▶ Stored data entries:

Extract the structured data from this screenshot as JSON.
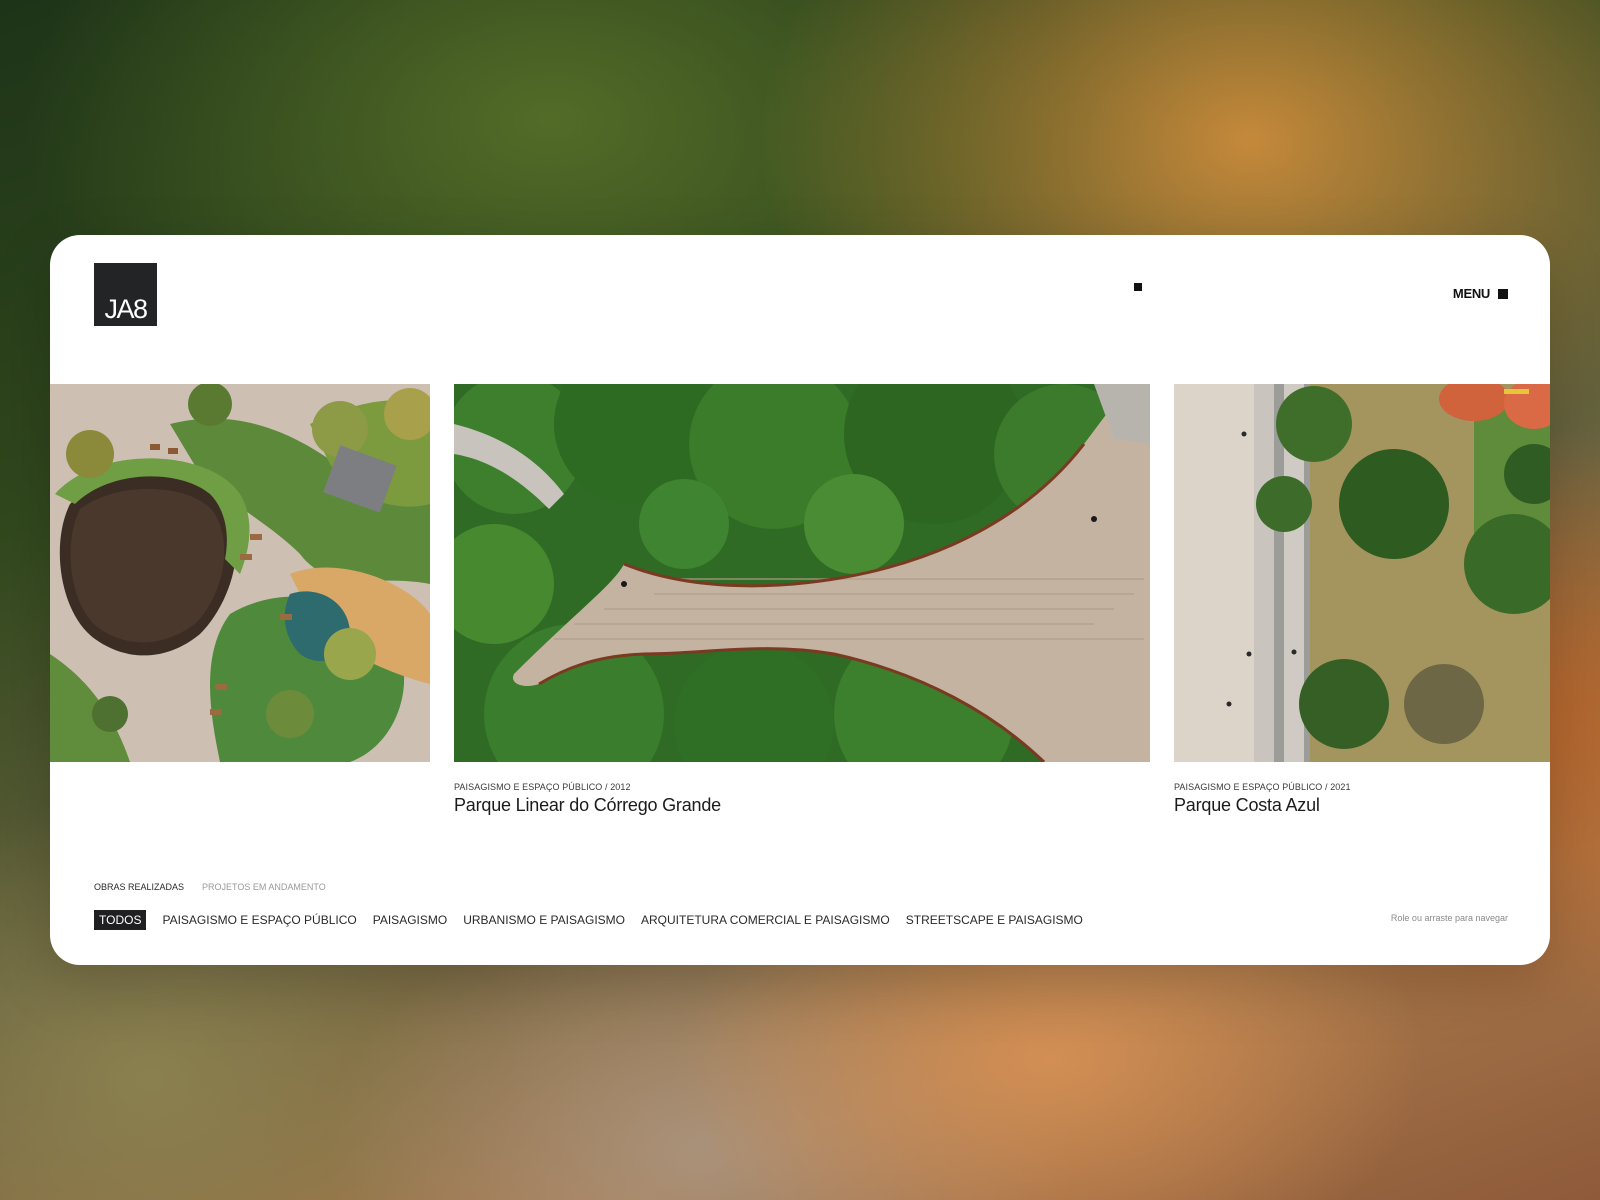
{
  "brand": {
    "logo_text": "JA8"
  },
  "header": {
    "menu_label": "MENU"
  },
  "projects": [
    {
      "category": "",
      "title": "",
      "image": "aerial-plaza-garden-photo"
    },
    {
      "category": "PAISAGISMO E ESPAÇO PÚBLICO / 2012",
      "title": "Parque Linear do Córrego Grande",
      "image": "aerial-boardwalk-forest-photo"
    },
    {
      "category": "PAISAGISMO E ESPAÇO PÚBLICO / 2021",
      "title": "Parque Costa Azul",
      "image": "aerial-beach-park-photo"
    }
  ],
  "status_tabs": [
    {
      "label": "OBRAS REALIZADAS",
      "active": true
    },
    {
      "label": "PROJETOS EM ANDAMENTO",
      "active": false
    }
  ],
  "filters": [
    {
      "label": "TODOS",
      "active": true
    },
    {
      "label": "PAISAGISMO E ESPAÇO PÚBLICO",
      "active": false
    },
    {
      "label": "PAISAGISMO",
      "active": false
    },
    {
      "label": "URBANISMO E PAISAGISMO",
      "active": false
    },
    {
      "label": "ARQUITETURA COMERCIAL E PAISAGISMO",
      "active": false
    },
    {
      "label": "STREETSCAPE E PAISAGISMO",
      "active": false
    }
  ],
  "hint": "Role ou arraste para navegar",
  "colors": {
    "logo_bg": "#232426",
    "active_filter_bg": "#1f1f22",
    "card_bg": "#ffffff"
  }
}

▶ Set task: Search the lines for the word "aerial" and report how many contain it, by number only.

▶ Response to the exercise: 3